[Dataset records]
===============

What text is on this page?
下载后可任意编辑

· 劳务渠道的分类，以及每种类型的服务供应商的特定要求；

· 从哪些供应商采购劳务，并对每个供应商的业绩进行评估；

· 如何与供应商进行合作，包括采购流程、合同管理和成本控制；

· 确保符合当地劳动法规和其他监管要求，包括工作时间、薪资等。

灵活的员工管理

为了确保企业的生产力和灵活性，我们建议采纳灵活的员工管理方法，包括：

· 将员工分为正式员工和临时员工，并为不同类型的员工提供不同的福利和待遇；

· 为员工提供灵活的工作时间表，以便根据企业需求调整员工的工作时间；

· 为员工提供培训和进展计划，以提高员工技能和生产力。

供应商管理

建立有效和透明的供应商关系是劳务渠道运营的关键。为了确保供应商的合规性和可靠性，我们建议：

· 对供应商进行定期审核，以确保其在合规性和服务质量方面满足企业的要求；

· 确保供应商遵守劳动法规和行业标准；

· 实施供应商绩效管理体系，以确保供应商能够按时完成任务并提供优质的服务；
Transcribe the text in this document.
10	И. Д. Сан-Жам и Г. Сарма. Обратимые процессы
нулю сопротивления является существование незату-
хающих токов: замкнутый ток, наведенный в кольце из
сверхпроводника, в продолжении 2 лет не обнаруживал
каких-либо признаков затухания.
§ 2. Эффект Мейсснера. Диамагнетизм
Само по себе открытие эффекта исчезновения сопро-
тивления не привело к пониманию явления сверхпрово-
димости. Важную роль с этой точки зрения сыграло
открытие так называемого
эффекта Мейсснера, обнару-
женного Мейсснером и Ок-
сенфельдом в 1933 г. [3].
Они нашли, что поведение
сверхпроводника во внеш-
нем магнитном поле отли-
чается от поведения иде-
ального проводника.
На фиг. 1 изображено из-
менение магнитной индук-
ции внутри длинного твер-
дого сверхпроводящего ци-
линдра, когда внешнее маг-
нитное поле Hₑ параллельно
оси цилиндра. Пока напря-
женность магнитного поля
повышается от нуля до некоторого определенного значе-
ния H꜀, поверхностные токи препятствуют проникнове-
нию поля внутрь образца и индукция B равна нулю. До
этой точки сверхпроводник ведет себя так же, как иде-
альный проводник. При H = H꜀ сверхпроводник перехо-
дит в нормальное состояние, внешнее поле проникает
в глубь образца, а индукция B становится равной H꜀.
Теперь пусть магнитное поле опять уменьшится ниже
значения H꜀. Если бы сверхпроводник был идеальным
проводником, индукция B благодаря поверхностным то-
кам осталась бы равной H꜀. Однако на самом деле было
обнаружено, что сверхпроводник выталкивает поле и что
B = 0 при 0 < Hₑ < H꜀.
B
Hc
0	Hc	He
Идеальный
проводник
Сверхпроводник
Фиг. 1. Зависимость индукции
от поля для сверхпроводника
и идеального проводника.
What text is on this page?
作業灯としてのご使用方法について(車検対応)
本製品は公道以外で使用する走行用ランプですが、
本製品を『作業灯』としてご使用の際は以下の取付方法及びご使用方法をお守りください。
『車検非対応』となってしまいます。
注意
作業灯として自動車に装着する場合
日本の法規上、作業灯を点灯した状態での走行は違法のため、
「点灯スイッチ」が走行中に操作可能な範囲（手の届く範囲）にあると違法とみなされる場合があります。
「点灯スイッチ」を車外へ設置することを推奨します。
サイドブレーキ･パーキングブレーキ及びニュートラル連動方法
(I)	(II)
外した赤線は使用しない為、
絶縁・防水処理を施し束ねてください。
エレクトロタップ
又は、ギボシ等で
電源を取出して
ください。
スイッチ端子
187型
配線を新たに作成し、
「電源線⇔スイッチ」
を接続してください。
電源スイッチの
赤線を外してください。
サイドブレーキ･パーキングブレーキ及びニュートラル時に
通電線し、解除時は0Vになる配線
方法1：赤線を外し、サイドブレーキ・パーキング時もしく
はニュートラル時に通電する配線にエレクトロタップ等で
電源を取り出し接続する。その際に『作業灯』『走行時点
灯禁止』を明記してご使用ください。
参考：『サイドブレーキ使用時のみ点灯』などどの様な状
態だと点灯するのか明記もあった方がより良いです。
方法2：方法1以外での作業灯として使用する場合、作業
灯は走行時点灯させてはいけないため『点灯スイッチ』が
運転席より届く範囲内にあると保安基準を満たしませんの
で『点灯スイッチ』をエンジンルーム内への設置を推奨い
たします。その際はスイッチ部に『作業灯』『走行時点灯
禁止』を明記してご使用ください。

===============

■ Written exercise: Print the whole listing again, exactly.

■ Complete output:
What text is on this page?
下载后可任意编辑

· 劳务渠道的分类，以及每种类型的服务供应商的特定要求；

· 从哪些供应商采购劳务，并对每个供应商的业绩进行评估；

· 如何与供应商进行合作，包括采购流程、合同管理和成本控制；

· 确保符合当地劳动法规和其他监管要求，包括工作时间、薪资等。

灵活的员工管理

为了确保企业的生产力和灵活性，我们建议采纳灵活的员工管理方法，包括：

· 将员工分为正式员工和临时员工，并为不同类型的员工提供不同的福利和待遇；

· 为员工提供灵活的工作时间表，以便根据企业需求调整员工的工作时间；

· 为员工提供培训和进展计划，以提高员工技能和生产力。

供应商管理

建立有效和透明的供应商关系是劳务渠道运营的关键。为了确保供应商的合规性和可靠性，我们建议：

· 对供应商进行定期审核，以确保其在合规性和服务质量方面满足企业的要求；

· 确保供应商遵守劳动法规和行业标准；

· 实施供应商绩效管理体系，以确保供应商能够按时完成任务并提供优质的服务；
Transcribe the text in this document.
10	И. Д. Сан-Жам и Г. Сарма. Обратимые процессы
нулю сопротивления является существование незату-
хающих токов: замкнутый ток, наведенный в кольце из
сверхпроводника, в продолжении 2 лет не обнаруживал
каких-либо признаков затухания.
§ 2. Эффект Мейсснера. Диамагнетизм
Само по себе открытие эффекта исчезновения сопро-
тивления не привело к пониманию явления сверхпрово-
димости. Важную роль с этой точки зрения сыграло
открытие так называемого
эффекта Мейсснера, обнару-
женного Мейсснером и Ок-
сенфельдом в 1933 г. [3].
Они нашли, что поведение
сверхпроводника во внеш-
нем магнитном поле отли-
чается от поведения иде-
ального проводника.
На фиг. 1 изображено из-
менение магнитной индук-
ции внутри длинного твер-
дого сверхпроводящего ци-
линдра, когда внешнее маг-
нитное поле Hₑ параллельно
оси цилиндра. Пока напря-
женность магнитного поля
повышается от нуля до некоторого определенного значе-
ния H꜀, поверхностные токи препятствуют проникнове-
нию поля внутрь образца и индукция B равна нулю. До
этой точки сверхпроводник ведет себя так же, как иде-
альный проводник. При H = H꜀ сверхпроводник перехо-
дит в нормальное состояние, внешнее поле проникает
в глубь образца, а индукция B становится равной H꜀.
Теперь пусть магнитное поле опять уменьшится ниже
значения H꜀. Если бы сверхпроводник был идеальным
проводником, индукция B благодаря поверхностным то-
кам осталась бы равной H꜀. Однако на самом деле было
обнаружено, что сверхпроводник выталкивает поле и что
B = 0 при 0 < Hₑ < H꜀.
B
Hc
0	Hc	He
Идеальный
проводник
Сверхпроводник
Фиг. 1. Зависимость индукции
от поля для сверхпроводника
и идеального проводника.
What text is on this page?
作業灯としてのご使用方法について(車検対応)
本製品は公道以外で使用する走行用ランプですが、
本製品を『作業灯』としてご使用の際は以下の取付方法及びご使用方法をお守りください。
『車検非対応』となってしまいます。
注意
作業灯として自動車に装着する場合
日本の法規上、作業灯を点灯した状態での走行は違法のため、
「点灯スイッチ」が走行中に操作可能な範囲（手の届く範囲）にあると違法とみなされる場合があります。
「点灯スイッチ」を車外へ設置することを推奨します。
サイドブレーキ･パーキングブレーキ及びニュートラル連動方法
(I)	(II)
外した赤線は使用しない為、
絶縁・防水処理を施し束ねてください。
エレクトロタップ
又は、ギボシ等で
電源を取出して
ください。
スイッチ端子
187型
配線を新たに作成し、
「電源線⇔スイッチ」
を接続してください。
電源スイッチの
赤線を外してください。
サイドブレーキ･パーキングブレーキ及びニュートラル時に
通電線し、解除時は0Vになる配線
方法1：赤線を外し、サイドブレーキ・パーキング時もしく
はニュートラル時に通電する配線にエレクトロタップ等で
電源を取り出し接続する。その際に『作業灯』『走行時点
灯禁止』を明記してご使用ください。
参考：『サイドブレーキ使用時のみ点灯』などどの様な状
態だと点灯するのか明記もあった方がより良いです。
方法2：方法1以外での作業灯として使用する場合、作業
灯は走行時点灯させてはいけないため『点灯スイッチ』が
運転席より届く範囲内にあると保安基準を満たしませんの
で『点灯スイッチ』をエンジンルーム内への設置を推奨い
たします。その際はスイッチ部に『作業灯』『走行時点灯
禁止』を明記してご使用ください。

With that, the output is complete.